## Record set
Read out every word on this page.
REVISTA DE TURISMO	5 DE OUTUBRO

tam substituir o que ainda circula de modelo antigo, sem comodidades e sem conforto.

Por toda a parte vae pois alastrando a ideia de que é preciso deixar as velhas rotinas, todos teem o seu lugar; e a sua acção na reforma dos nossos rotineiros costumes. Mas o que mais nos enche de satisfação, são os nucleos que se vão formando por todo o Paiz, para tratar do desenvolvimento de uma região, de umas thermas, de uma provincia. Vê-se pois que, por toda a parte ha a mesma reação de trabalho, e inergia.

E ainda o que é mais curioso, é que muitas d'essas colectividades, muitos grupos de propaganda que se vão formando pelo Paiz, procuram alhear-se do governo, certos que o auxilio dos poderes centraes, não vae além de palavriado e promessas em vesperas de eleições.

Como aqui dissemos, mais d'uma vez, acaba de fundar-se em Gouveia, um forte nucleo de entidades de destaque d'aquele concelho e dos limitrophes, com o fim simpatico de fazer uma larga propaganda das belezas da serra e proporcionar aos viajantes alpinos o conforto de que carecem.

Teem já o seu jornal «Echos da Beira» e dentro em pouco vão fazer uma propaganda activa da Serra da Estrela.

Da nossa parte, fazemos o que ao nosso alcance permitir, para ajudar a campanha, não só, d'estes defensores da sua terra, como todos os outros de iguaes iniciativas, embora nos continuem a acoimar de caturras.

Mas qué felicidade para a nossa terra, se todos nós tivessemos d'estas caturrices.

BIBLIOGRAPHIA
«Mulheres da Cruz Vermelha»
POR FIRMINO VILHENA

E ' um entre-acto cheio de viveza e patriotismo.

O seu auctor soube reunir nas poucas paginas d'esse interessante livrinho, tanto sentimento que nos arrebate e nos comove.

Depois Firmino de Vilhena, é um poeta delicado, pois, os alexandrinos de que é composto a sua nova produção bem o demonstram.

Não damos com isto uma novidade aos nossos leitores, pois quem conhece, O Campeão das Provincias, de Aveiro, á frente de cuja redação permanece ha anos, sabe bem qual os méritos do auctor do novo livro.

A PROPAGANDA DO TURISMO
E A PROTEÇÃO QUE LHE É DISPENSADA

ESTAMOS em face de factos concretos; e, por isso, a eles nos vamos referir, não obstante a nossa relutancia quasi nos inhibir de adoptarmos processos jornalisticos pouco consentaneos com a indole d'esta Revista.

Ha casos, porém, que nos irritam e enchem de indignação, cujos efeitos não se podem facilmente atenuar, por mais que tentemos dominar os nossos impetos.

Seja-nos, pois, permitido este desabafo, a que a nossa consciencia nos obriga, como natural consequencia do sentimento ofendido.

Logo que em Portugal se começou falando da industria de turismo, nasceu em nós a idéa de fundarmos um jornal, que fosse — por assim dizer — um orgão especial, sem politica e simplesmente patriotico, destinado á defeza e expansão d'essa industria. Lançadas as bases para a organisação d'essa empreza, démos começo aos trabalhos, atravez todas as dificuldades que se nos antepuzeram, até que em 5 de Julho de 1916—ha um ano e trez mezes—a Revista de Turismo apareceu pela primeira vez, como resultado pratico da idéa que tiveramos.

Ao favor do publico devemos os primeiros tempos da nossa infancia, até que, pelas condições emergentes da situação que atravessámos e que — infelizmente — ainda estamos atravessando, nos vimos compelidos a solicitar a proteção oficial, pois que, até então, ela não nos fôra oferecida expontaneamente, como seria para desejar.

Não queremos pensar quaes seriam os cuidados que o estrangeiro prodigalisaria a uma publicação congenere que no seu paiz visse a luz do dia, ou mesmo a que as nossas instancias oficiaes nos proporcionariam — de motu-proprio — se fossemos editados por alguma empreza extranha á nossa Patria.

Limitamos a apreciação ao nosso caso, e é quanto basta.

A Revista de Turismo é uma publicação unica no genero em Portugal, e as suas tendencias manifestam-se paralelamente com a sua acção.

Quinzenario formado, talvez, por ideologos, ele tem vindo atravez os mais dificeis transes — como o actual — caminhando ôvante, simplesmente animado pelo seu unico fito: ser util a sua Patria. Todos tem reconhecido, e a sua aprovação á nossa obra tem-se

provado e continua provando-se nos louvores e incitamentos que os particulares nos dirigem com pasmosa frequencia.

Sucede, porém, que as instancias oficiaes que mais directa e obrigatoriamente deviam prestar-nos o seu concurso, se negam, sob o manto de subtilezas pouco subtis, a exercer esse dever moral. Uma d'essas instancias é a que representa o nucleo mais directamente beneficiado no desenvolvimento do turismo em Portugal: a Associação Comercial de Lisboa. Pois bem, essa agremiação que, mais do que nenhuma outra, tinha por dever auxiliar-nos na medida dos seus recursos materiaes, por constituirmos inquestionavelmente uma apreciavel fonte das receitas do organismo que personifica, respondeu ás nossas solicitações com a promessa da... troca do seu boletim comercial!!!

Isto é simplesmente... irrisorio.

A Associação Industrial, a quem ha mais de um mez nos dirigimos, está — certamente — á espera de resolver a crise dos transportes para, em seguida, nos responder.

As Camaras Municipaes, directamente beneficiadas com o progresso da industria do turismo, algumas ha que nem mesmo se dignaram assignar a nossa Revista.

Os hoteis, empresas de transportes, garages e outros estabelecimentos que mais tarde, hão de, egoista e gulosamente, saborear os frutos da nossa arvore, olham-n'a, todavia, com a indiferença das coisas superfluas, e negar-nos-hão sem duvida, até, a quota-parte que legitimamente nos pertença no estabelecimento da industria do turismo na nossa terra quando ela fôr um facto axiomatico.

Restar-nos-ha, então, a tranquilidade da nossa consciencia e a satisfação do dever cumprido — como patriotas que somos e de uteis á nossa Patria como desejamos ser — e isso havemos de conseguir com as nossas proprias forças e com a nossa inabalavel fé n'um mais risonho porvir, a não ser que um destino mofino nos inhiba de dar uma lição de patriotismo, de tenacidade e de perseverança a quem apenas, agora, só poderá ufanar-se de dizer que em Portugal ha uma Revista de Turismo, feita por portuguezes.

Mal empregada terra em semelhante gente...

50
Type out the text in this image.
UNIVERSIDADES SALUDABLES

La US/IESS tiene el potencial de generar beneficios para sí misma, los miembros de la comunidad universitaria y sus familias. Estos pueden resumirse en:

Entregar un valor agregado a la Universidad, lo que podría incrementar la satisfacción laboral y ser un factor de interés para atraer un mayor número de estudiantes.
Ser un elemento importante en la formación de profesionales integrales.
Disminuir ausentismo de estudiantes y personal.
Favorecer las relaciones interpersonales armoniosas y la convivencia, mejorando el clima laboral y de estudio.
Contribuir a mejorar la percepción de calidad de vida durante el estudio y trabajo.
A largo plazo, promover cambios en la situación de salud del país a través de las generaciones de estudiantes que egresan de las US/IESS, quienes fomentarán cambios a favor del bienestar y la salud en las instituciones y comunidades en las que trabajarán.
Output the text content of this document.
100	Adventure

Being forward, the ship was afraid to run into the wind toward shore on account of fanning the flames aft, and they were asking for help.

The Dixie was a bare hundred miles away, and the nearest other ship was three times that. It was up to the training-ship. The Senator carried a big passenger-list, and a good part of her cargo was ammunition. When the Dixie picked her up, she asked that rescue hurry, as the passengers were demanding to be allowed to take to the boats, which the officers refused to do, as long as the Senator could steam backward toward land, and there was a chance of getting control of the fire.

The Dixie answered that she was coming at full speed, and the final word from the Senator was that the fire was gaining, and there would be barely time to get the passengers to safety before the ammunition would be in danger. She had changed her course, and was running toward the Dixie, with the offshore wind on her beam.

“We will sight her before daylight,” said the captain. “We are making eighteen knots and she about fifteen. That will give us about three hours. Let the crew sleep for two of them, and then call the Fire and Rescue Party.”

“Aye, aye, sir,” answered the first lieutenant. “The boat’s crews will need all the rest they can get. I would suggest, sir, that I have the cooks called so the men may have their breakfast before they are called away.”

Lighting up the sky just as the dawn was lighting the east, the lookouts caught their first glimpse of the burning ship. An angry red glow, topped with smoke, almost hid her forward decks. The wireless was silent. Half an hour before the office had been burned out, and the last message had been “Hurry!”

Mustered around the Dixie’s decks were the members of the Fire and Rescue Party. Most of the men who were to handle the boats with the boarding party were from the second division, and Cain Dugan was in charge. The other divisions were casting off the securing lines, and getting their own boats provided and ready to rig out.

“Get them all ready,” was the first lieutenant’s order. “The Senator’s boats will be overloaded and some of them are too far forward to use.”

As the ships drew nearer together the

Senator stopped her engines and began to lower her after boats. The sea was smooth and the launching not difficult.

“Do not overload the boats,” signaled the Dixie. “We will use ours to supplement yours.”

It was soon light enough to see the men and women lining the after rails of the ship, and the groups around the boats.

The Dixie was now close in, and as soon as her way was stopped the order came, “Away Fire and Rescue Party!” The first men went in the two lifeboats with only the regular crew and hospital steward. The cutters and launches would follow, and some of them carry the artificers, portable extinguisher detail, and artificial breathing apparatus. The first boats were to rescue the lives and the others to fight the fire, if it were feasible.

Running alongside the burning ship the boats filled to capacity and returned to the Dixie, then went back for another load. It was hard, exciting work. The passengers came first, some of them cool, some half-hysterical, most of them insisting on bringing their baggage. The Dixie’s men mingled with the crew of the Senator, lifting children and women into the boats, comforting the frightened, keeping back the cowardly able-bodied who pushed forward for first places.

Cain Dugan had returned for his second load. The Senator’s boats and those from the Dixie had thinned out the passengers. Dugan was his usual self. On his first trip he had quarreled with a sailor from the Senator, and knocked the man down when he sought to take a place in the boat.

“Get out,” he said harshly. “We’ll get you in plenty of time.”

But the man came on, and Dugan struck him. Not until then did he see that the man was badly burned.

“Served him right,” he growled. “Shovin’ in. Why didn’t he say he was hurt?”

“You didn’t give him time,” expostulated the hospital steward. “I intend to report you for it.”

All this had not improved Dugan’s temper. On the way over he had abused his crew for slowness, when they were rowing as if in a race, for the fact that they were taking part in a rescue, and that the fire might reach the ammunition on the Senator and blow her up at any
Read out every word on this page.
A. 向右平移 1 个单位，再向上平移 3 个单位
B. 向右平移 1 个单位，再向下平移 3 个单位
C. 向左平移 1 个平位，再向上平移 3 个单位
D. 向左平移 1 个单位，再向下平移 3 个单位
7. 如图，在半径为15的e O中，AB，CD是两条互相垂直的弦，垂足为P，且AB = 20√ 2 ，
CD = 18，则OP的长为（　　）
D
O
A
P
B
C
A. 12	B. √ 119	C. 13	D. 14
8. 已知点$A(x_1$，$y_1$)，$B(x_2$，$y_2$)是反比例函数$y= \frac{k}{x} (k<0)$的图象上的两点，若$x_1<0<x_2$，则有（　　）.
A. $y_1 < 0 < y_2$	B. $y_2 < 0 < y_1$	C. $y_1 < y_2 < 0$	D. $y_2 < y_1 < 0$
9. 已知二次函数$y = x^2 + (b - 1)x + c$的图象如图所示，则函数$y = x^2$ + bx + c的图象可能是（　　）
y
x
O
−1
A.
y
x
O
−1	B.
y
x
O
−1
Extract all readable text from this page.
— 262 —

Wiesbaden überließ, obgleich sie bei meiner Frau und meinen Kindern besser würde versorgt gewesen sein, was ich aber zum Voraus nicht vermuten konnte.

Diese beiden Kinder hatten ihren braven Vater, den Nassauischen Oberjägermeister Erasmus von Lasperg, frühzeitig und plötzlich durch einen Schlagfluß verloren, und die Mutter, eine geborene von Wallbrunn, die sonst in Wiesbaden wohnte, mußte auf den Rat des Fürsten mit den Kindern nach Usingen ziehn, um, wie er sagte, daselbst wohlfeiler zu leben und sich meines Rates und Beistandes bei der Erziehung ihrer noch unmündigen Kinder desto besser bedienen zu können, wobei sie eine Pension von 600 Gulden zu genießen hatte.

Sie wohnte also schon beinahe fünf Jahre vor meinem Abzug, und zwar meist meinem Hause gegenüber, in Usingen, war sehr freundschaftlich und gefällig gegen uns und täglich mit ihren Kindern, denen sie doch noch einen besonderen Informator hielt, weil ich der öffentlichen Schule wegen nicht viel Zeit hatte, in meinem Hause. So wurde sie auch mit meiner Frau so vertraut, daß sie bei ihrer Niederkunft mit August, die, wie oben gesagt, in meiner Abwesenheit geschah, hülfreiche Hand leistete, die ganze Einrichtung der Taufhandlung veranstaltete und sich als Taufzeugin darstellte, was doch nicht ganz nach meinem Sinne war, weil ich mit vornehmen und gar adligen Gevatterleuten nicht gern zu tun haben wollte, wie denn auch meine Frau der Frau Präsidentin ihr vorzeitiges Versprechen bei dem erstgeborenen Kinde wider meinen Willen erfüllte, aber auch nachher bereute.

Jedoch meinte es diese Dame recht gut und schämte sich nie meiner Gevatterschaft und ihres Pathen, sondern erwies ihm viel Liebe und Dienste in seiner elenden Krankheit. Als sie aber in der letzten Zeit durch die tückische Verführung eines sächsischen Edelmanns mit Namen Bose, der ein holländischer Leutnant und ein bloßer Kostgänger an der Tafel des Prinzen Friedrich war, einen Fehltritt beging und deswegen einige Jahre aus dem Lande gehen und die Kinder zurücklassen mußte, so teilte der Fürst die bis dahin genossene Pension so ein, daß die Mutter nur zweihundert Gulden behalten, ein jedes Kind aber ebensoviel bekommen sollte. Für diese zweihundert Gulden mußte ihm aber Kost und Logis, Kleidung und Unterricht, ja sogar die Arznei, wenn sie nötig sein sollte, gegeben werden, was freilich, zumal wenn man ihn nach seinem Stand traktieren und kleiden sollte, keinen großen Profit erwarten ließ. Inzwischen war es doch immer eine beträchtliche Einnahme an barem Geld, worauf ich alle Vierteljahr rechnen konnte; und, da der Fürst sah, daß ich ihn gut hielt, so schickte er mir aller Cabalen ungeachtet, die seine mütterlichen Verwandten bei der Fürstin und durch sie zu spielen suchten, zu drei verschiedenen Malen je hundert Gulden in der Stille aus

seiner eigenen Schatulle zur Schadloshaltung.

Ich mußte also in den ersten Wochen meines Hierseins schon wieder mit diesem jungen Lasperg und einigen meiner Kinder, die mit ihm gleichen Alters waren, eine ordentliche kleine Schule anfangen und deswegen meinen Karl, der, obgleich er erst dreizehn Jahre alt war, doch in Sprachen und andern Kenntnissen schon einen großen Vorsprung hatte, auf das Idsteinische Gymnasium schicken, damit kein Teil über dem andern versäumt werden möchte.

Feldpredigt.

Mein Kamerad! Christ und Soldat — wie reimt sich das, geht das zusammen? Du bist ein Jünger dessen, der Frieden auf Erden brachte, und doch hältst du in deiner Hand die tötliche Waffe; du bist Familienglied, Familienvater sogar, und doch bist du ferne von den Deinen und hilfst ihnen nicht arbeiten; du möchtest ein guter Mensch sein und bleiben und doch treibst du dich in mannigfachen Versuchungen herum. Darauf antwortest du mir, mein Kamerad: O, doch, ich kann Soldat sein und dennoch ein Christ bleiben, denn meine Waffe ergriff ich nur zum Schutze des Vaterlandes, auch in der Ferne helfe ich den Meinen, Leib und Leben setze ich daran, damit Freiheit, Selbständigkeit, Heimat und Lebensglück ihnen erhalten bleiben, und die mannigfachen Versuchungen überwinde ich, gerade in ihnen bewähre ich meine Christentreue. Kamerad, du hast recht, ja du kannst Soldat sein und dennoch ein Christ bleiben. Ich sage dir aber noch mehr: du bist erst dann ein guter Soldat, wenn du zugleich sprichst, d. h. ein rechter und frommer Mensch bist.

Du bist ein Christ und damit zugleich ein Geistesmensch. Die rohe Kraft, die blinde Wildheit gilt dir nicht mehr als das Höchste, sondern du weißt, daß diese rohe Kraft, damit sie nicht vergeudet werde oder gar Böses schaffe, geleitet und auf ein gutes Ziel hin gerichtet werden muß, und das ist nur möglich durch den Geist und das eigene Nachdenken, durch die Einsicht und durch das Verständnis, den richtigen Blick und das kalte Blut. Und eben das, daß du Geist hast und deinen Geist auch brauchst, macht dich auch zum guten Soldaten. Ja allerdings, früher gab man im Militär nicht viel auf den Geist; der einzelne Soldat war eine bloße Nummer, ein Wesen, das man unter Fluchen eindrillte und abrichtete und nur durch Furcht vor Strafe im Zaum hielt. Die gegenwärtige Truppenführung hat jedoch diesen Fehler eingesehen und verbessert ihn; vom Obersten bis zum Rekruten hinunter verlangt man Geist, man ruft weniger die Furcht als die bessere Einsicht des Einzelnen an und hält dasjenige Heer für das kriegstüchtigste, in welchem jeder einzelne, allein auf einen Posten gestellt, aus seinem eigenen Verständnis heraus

## What to produce
Look through the entries above; copy every line holding the string "hospital".

## Exercise result
The Dixie was now close in, and as soon as her way was stopped the order came, “Away Fire and Rescue Party!” The first men went in the two lifeboats with only the regular crew and hospital steward. The cutters and launches would follow, and some of them carry the artificers, portable extinguisher detail, and artificial breathing apparatus. The first boats were to rescue the lives and the others to fight the fire, if it were feasible.
“You didn’t give him time,” expostulated the hospital steward. “I intend to report you for it.”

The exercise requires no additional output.